**What to produce**
All lines holding the string "meeting" are to be shown.
##############################
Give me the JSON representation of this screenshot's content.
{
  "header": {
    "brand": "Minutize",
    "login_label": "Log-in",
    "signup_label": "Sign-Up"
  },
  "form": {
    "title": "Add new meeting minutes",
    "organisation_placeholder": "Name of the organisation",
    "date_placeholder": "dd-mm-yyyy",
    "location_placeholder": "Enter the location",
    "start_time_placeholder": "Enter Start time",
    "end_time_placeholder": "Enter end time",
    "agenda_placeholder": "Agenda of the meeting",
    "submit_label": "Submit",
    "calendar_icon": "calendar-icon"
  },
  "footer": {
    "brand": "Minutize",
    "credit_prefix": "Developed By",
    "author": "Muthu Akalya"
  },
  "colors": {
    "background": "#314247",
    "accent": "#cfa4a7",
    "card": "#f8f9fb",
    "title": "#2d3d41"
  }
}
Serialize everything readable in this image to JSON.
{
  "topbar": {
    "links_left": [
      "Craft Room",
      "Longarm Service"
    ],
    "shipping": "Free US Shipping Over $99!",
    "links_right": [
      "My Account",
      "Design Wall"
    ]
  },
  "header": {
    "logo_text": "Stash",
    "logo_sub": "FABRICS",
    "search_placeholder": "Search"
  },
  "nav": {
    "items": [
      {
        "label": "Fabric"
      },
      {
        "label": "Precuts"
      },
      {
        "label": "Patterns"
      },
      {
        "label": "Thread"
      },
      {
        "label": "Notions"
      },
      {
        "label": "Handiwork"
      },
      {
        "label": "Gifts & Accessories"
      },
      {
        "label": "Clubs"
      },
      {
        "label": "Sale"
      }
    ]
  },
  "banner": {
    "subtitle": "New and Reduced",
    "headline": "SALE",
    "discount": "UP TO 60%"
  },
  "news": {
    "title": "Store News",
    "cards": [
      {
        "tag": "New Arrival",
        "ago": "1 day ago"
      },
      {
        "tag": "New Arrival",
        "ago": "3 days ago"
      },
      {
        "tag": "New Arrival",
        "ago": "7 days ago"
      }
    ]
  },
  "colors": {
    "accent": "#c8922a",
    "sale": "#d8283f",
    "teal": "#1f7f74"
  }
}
##############################
**Answer to this exercise**
    "title": "Add new meeting minutes",
    "agenda_placeholder": "Agenda of the meeting",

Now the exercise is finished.